[Collected data]
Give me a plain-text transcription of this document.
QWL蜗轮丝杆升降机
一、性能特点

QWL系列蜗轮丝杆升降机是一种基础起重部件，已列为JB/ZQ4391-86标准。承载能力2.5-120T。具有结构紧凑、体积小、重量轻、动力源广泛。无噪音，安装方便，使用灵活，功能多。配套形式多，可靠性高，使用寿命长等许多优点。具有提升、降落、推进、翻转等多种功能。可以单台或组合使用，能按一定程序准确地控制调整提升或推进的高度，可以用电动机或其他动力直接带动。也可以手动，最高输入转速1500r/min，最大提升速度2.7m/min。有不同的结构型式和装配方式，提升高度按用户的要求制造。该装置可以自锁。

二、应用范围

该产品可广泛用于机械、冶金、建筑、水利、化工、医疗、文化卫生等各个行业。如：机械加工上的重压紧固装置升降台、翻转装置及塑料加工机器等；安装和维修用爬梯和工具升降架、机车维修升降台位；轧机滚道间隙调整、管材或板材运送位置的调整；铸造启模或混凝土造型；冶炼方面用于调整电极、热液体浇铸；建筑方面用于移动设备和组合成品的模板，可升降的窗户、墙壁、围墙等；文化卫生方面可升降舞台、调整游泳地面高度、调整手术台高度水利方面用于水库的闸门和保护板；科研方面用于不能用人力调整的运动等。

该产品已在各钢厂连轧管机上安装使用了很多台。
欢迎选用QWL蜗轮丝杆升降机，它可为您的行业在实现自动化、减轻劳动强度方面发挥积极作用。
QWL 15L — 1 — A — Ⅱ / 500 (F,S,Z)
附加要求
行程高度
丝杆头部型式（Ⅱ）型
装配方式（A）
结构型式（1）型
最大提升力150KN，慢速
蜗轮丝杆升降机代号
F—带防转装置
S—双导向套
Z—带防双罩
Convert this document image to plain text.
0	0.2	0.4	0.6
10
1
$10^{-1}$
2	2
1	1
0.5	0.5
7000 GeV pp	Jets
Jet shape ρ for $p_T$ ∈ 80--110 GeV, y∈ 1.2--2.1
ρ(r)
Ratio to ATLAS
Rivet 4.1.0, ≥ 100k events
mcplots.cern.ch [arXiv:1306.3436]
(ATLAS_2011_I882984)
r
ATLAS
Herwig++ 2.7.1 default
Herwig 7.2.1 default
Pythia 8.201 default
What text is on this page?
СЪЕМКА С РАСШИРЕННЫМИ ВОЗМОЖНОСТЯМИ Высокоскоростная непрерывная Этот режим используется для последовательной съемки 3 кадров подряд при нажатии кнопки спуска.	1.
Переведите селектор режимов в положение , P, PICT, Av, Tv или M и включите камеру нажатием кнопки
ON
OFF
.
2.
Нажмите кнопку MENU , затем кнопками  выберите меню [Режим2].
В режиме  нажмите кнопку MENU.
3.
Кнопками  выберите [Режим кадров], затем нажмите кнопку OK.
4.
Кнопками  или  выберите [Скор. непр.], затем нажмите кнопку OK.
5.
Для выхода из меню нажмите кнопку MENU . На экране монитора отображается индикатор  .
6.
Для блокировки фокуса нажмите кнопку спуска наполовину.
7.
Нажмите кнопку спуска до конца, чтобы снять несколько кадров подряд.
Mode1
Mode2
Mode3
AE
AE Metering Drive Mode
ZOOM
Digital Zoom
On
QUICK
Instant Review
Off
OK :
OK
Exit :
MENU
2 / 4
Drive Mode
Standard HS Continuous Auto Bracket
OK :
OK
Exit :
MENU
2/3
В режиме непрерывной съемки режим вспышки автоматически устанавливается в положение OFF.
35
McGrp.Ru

| Exercise brief |
Which lines of the data include "меню"? Copy each of them.

| Result of the exercise |
Нажмите кнопку MENU , затем кнопками  выберите меню [Режим2].
Для выхода из меню нажмите кнопку MENU . На экране монитора отображается индикатор  .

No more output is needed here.